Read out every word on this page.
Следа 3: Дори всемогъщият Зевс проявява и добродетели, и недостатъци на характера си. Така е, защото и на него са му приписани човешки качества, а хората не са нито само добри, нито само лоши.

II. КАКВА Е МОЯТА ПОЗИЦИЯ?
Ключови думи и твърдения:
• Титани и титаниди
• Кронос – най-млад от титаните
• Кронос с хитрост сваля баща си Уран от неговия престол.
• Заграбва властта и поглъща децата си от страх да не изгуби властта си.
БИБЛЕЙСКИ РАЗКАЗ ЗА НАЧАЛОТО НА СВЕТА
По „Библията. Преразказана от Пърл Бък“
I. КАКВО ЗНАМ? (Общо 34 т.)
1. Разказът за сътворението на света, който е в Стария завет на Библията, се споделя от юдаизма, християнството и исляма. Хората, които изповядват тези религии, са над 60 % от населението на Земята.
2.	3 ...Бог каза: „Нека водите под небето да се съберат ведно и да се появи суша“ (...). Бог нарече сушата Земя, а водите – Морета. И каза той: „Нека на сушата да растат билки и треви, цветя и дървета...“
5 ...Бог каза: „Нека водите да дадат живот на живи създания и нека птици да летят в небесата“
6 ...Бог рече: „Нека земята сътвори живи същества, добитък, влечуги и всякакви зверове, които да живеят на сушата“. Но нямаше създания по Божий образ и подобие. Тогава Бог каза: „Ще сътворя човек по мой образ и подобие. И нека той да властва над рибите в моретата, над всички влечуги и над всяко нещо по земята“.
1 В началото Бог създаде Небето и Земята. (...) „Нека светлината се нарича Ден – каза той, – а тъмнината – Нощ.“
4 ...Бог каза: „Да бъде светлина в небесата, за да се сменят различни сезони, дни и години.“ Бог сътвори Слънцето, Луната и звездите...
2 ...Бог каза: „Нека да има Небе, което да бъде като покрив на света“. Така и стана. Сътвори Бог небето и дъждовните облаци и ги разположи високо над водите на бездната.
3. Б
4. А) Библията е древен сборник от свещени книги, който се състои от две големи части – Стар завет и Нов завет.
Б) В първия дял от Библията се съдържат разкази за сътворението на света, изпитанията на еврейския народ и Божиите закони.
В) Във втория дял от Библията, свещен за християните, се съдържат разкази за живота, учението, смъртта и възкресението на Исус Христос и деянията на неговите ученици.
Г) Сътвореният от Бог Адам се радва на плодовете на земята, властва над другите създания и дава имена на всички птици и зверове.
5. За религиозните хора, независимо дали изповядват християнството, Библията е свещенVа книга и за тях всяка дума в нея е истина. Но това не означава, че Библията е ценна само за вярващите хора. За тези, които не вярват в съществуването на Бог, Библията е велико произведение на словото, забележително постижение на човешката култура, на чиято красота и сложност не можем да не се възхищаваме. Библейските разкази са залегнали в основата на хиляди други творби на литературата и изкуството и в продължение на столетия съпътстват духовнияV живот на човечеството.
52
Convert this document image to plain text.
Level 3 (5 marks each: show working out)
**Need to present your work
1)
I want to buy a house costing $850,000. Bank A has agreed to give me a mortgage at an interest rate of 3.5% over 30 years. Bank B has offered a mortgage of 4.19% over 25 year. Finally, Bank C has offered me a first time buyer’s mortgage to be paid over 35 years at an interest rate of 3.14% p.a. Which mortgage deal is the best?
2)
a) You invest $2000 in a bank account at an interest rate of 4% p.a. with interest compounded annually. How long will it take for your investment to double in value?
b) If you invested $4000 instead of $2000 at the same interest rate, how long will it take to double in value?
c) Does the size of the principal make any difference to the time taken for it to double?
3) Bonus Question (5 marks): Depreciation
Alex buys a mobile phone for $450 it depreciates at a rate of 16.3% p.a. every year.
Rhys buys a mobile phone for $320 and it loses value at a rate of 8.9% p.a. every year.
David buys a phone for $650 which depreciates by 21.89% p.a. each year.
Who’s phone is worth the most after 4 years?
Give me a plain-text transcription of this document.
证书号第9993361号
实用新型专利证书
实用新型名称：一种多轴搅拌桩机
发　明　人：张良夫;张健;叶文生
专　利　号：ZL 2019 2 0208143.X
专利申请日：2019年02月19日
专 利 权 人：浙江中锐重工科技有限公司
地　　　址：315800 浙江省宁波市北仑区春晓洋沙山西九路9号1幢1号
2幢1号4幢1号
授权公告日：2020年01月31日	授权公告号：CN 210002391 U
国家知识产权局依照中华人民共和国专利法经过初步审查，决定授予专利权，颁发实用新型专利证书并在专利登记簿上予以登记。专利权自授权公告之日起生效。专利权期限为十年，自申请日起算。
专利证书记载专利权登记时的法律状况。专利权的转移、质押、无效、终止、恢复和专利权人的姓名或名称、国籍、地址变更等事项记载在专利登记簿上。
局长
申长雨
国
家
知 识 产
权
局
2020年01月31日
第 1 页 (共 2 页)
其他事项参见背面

→ **Given instruction**: Search the data for the word "every" and copy each line where it appears.

→ **The output**:
Read out every word on this page.
Alex buys a mobile phone for $450 it depreciates at a rate of 16.3% p.a. every year.
Rhys buys a mobile phone for $320 and it loses value at a rate of 8.9% p.a. every year.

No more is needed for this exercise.